§ **HOW TO COMPLETE THIS TASK**: Copy out each line below in which the string "Karamiso" appears.

(Page content records)

********************

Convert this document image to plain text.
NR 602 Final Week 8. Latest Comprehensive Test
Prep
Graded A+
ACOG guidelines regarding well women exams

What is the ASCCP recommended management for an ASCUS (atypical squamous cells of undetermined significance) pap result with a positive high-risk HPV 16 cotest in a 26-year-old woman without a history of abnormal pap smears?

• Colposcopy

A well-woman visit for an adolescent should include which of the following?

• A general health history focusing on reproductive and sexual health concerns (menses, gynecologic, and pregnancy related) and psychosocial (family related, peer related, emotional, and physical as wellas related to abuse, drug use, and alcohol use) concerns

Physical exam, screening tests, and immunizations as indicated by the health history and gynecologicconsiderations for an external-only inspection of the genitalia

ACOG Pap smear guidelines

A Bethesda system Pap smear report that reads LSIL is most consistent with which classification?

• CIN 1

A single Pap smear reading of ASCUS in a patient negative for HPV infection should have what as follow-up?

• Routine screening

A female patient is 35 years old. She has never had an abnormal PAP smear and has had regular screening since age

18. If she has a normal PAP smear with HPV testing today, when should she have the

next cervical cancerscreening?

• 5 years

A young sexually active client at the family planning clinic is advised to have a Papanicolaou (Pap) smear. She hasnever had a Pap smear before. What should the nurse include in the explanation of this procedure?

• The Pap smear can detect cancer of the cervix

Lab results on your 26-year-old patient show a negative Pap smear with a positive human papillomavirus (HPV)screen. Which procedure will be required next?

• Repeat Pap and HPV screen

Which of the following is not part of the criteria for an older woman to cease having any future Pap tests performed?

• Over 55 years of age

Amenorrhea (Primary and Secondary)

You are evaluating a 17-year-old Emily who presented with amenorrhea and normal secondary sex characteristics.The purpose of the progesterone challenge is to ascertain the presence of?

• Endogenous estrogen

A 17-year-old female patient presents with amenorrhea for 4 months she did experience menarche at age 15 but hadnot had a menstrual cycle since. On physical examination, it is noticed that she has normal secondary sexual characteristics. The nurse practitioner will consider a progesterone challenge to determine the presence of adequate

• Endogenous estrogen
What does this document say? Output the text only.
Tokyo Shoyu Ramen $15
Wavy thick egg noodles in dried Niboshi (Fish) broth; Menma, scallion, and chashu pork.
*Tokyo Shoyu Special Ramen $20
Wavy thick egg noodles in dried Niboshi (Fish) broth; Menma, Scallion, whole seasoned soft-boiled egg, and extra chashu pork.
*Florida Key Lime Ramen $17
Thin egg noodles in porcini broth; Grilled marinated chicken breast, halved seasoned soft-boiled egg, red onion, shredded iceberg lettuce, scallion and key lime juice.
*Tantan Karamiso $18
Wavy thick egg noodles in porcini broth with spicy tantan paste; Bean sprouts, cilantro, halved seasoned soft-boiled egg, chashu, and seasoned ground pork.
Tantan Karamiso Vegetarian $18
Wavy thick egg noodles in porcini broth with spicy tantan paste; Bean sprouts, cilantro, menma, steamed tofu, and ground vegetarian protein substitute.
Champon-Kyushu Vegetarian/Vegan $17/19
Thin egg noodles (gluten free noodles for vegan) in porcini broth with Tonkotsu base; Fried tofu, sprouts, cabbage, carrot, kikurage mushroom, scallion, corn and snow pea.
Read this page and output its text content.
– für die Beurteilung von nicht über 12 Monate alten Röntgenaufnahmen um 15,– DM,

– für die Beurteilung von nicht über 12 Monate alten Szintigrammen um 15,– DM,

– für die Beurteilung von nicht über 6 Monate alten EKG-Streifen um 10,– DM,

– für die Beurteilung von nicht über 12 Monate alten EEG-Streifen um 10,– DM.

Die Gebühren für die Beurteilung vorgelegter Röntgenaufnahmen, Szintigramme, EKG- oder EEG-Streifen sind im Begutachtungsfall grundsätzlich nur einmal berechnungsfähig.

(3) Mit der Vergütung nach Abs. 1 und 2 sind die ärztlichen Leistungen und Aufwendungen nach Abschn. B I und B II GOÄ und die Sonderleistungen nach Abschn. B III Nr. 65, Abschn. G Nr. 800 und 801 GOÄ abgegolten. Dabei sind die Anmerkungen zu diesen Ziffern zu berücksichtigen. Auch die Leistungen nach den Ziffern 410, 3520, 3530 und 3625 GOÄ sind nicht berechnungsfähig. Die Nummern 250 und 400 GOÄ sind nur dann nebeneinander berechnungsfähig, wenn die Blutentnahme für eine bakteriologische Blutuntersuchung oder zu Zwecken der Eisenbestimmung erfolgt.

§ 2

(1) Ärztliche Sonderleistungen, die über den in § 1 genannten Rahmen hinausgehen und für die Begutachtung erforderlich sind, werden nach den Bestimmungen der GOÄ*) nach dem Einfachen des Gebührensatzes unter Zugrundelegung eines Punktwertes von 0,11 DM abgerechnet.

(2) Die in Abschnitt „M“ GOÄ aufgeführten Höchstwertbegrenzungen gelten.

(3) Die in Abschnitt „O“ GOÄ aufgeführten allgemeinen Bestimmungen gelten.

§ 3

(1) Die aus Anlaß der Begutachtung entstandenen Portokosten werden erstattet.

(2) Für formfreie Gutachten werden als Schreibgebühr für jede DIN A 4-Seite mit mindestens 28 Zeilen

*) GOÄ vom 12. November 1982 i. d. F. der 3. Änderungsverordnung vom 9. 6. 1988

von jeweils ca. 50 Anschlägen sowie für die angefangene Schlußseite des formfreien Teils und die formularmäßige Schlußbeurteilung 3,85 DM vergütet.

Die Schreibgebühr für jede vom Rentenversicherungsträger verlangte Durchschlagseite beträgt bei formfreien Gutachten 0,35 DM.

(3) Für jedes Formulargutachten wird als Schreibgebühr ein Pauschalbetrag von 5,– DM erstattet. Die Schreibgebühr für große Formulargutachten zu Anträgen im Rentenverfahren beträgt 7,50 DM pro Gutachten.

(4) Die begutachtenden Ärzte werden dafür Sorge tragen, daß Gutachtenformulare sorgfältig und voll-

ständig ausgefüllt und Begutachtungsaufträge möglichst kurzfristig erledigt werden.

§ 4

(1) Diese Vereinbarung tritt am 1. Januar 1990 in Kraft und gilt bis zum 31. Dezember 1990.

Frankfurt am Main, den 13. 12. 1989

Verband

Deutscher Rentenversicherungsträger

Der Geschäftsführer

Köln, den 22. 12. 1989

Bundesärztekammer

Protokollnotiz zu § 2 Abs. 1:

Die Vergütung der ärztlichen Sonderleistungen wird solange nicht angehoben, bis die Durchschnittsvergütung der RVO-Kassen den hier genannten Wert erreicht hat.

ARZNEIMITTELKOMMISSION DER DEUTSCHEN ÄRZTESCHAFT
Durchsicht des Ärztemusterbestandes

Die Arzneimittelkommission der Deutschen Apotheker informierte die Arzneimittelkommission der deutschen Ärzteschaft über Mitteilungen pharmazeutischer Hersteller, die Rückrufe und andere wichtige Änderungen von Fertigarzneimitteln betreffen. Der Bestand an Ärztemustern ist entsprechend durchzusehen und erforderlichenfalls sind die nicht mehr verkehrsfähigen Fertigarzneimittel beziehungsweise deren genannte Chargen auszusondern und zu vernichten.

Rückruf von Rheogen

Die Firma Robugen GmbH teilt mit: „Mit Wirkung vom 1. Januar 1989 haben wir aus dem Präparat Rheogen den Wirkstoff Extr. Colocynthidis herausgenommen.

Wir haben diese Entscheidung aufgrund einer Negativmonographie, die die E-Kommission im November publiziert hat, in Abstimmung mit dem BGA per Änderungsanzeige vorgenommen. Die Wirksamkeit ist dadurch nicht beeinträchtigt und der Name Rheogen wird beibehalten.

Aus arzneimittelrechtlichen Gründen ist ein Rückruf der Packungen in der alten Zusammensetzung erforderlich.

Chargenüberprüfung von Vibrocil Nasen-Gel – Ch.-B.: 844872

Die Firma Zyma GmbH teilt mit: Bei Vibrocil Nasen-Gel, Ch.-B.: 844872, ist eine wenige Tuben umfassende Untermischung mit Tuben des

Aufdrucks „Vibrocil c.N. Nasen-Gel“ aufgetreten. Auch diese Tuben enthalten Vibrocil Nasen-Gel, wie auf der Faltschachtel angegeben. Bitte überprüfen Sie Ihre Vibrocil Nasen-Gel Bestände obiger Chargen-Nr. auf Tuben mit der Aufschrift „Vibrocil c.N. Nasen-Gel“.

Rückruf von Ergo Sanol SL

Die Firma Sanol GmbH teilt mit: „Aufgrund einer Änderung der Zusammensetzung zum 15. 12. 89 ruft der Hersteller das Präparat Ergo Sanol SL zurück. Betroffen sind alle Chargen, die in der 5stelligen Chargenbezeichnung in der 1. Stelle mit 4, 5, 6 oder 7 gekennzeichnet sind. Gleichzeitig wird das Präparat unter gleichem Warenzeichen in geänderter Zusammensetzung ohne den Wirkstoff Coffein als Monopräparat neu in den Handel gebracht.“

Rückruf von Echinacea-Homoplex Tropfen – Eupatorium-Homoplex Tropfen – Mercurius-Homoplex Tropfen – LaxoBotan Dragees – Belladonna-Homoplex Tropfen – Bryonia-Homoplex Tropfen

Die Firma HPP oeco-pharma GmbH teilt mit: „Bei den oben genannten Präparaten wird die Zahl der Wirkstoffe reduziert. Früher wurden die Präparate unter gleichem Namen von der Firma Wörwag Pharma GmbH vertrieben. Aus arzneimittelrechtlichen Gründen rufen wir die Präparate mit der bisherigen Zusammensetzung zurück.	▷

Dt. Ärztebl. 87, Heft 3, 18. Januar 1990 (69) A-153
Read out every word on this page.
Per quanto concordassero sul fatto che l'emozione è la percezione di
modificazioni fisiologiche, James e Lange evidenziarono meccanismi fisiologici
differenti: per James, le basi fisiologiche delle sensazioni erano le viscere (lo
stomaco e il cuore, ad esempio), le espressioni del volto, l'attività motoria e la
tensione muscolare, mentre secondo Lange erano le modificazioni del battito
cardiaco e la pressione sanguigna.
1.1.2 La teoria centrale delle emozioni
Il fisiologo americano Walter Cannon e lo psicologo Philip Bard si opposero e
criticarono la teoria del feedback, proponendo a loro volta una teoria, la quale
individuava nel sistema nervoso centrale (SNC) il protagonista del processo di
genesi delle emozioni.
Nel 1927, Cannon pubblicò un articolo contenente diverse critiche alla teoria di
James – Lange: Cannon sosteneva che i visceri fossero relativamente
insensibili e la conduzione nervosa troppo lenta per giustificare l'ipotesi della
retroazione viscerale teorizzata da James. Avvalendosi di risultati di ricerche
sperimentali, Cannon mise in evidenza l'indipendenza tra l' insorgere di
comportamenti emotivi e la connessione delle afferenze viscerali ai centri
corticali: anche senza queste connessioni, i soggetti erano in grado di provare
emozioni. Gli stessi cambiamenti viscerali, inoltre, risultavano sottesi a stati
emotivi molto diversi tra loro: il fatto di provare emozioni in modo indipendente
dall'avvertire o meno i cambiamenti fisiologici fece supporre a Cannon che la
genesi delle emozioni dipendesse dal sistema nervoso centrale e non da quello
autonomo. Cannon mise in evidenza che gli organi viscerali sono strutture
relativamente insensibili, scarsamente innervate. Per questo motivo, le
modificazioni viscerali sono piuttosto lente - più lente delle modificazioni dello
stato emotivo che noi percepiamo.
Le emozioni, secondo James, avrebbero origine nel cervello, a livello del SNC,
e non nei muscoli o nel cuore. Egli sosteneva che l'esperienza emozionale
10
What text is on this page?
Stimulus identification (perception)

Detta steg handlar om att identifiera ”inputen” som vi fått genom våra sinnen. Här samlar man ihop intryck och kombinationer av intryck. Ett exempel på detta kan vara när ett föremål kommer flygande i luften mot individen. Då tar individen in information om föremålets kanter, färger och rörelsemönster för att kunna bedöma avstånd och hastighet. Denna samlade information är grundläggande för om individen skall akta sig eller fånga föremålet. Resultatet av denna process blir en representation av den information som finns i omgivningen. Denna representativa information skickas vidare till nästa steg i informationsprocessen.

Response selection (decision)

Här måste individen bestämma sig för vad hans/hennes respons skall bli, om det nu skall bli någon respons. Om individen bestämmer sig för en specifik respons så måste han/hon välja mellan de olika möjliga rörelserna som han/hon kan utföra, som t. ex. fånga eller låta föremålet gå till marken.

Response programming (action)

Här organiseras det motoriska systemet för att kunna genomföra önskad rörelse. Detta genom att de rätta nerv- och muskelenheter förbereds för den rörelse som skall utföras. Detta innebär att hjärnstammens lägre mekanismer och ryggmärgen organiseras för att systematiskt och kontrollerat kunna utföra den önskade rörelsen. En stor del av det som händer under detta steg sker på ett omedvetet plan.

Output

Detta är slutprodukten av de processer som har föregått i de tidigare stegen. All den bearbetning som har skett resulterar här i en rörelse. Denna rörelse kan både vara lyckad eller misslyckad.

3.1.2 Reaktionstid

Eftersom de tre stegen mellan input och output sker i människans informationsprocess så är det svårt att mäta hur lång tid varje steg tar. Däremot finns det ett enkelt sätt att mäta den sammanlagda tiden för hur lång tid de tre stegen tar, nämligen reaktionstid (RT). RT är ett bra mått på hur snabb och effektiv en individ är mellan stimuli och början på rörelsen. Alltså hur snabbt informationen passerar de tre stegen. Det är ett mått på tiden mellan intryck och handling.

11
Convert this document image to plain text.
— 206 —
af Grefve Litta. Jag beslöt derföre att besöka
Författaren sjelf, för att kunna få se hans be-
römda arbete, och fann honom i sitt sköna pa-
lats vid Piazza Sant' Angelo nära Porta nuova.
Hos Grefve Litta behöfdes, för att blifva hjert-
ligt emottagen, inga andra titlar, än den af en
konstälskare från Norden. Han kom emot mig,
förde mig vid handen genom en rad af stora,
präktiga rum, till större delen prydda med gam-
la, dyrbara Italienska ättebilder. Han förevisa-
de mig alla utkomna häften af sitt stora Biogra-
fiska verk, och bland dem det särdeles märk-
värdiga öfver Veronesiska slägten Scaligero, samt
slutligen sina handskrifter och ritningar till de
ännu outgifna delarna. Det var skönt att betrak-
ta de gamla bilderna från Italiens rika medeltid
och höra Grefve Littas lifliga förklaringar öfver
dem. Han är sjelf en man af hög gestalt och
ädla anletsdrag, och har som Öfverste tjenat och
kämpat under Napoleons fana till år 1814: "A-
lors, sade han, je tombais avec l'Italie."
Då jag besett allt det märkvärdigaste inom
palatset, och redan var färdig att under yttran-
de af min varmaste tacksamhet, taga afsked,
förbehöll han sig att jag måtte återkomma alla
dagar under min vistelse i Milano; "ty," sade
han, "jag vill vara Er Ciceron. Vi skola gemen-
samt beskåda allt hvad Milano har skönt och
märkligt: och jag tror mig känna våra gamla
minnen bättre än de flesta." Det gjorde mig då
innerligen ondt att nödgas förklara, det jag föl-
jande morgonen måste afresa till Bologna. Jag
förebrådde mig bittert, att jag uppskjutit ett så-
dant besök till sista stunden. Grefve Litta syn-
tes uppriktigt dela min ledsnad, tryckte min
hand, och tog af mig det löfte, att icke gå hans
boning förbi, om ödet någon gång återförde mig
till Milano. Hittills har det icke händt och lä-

********************

§ **EXERCISE RESPONSE**:
*Tantan Karamiso $18
Tantan Karamiso Vegetarian $18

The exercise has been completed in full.